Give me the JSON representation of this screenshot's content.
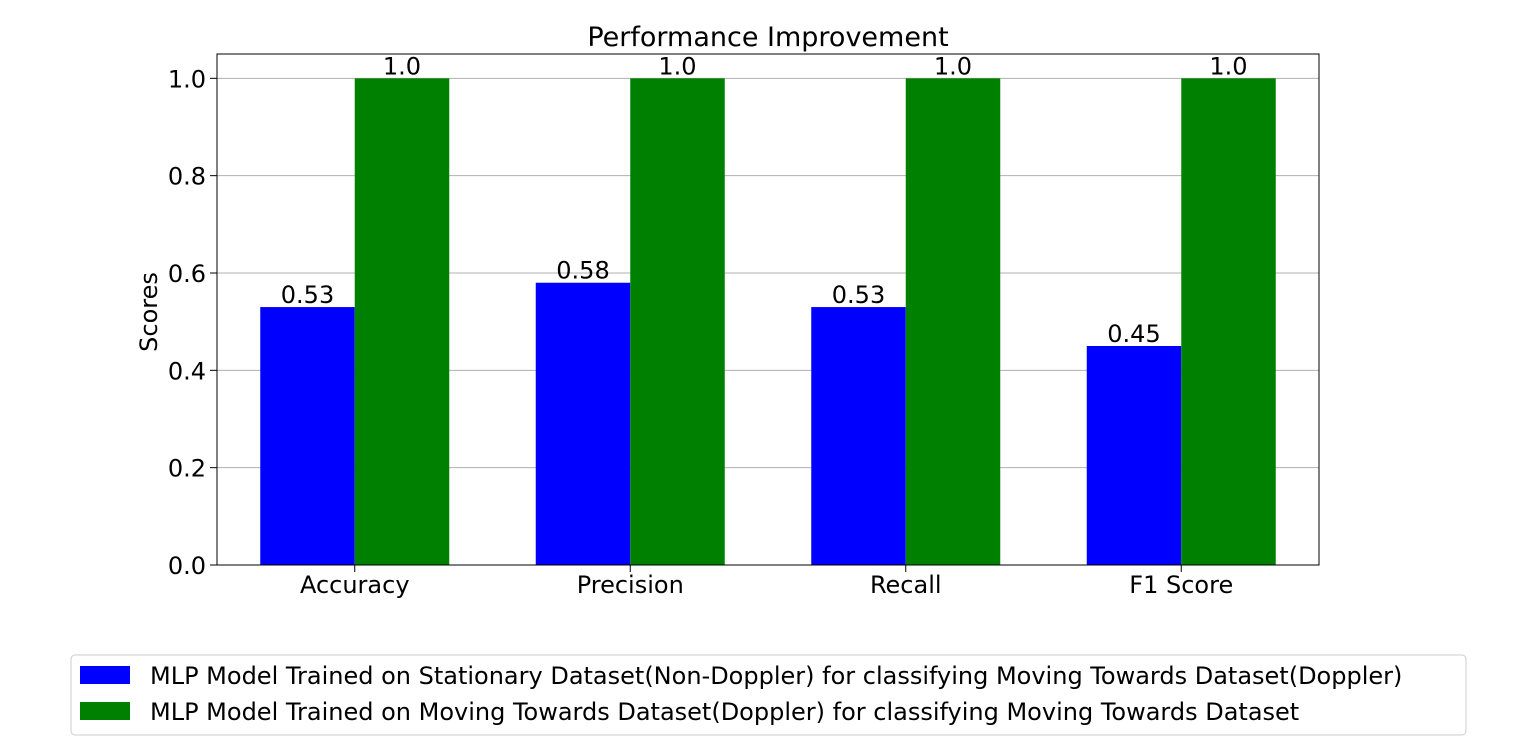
{
  "chart_data": {
    "type": "bar",
    "title": "Performance Improvement",
    "xlabel": "",
    "ylabel": "Scores",
    "categories": [
      "Accuracy",
      "Precision",
      "Recall",
      "F1 Score"
    ],
    "series": [
      {
        "name": "MLP Model Trained on Stationary Dataset(Non-Doppler) for classifying Moving Towards Dataset(Doppler)",
        "color": "#0000ff",
        "values": [
          0.53,
          0.58,
          0.53,
          0.45
        ],
        "value_labels": [
          "0.53",
          "0.58",
          "0.53",
          "0.45"
        ]
      },
      {
        "name": "MLP Model Trained on Moving Towards Dataset(Doppler) for classifying Moving Towards Dataset",
        "color": "#008000",
        "values": [
          1.0,
          1.0,
          1.0,
          1.0
        ],
        "value_labels": [
          "1.0",
          "1.0",
          "1.0",
          "1.0"
        ]
      }
    ],
    "ylim": [
      0,
      1.05
    ],
    "yticks": [
      0.0,
      0.2,
      0.4,
      0.6,
      0.8,
      1.0
    ],
    "ytick_labels": [
      "0.0",
      "0.2",
      "0.4",
      "0.6",
      "0.8",
      "1.0"
    ],
    "grid": "y",
    "legend": "bottom-center"
  }
}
----
## What the exercise asks
Return every line above that contains the word "Model".

## Output
        "name": "MLP Model Trained on Stationary Dataset(Non-Doppler) for classifying Moving Towards Dataset(Doppler)",
        "name": "MLP Model Trained on Moving Towards Dataset(Doppler) for classifying Moving Towards Dataset",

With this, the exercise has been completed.